> [Do this]
Restate, word for word, every line of the data.
— START Provided records —
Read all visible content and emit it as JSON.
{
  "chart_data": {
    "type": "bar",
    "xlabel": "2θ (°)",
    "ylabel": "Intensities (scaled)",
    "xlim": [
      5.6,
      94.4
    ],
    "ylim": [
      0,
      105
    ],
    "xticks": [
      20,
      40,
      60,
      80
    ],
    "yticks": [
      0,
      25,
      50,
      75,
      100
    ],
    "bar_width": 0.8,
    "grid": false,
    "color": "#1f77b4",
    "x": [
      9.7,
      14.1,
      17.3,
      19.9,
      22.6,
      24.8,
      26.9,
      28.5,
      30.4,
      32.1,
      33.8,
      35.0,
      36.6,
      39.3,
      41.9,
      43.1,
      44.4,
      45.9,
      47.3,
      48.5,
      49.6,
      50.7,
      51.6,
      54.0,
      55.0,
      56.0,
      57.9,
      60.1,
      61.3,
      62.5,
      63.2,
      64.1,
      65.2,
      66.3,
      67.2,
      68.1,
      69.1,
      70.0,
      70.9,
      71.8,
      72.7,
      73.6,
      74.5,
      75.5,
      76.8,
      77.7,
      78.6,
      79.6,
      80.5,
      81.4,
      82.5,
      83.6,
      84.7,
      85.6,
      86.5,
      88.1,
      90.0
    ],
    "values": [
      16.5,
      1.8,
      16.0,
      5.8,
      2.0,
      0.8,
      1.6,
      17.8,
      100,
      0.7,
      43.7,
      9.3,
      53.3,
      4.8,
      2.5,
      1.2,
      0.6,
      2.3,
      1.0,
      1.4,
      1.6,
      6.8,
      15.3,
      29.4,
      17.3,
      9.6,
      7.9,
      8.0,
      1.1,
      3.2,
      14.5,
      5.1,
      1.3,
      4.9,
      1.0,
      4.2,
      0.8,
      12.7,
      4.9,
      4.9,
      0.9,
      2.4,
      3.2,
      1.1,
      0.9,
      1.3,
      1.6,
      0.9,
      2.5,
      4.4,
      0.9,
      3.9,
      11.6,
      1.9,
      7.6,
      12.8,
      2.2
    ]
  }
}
— END Provided records —
> [Task output]
Read all visible content and emit it as JSON.
{
  "chart_data": {
    "type": "bar",
    "xlabel": "2θ (°)",
    "ylabel": "Intensities (scaled)",
    "xlim": [
      5.6,
      94.4
    ],
    "ylim": [
      0,
      105
    ],
    "xticks": [
      20,
      40,
      60,
      80
    ],
    "yticks": [
      0,
      25,
      50,
      75,
      100
    ],
    "bar_width": 0.8,
    "grid": false,
    "color": "#1f77b4",
    "x": [
      9.7,
      14.1,
      17.3,
      19.9,
      22.6,
      24.8,
      26.9,
      28.5,
      30.4,
      32.1,
      33.8,
      35.0,
      36.6,
      39.3,
      41.9,
      43.1,
      44.4,
      45.9,
      47.3,
      48.5,
      49.6,
      50.7,
      51.6,
      54.0,
      55.0,
      56.0,
      57.9,
      60.1,
      61.3,
      62.5,
      63.2,
      64.1,
      65.2,
      66.3,
      67.2,
      68.1,
      69.1,
      70.0,
      70.9,
      71.8,
      72.7,
      73.6,
      74.5,
      75.5,
      76.8,
      77.7,
      78.6,
      79.6,
      80.5,
      81.4,
      82.5,
      83.6,
      84.7,
      85.6,
      86.5,
      88.1,
      90.0
    ],
    "values": [
      16.5,
      1.8,
      16.0,
      5.8,
      2.0,
      0.8,
      1.6,
      17.8,
      100,
      0.7,
      43.7,
      9.3,
      53.3,
      4.8,
      2.5,
      1.2,
      0.6,
      2.3,
      1.0,
      1.4,
      1.6,
      6.8,
      15.3,
      29.4,
      17.3,
      9.6,
      7.9,
      8.0,
      1.1,
      3.2,
      14.5,
      5.1,
      1.3,
      4.9,
      1.0,
      4.2,
      0.8,
      12.7,
      4.9,
      4.9,
      0.9,
      2.4,
      3.2,
      1.1,
      0.9,
      1.3,
      1.6,
      0.9,
      2.5,
      4.4,
      0.9,
      3.9,
      11.6,
      1.9,
      7.6,
      12.8,
      2.2
    ]
  }
}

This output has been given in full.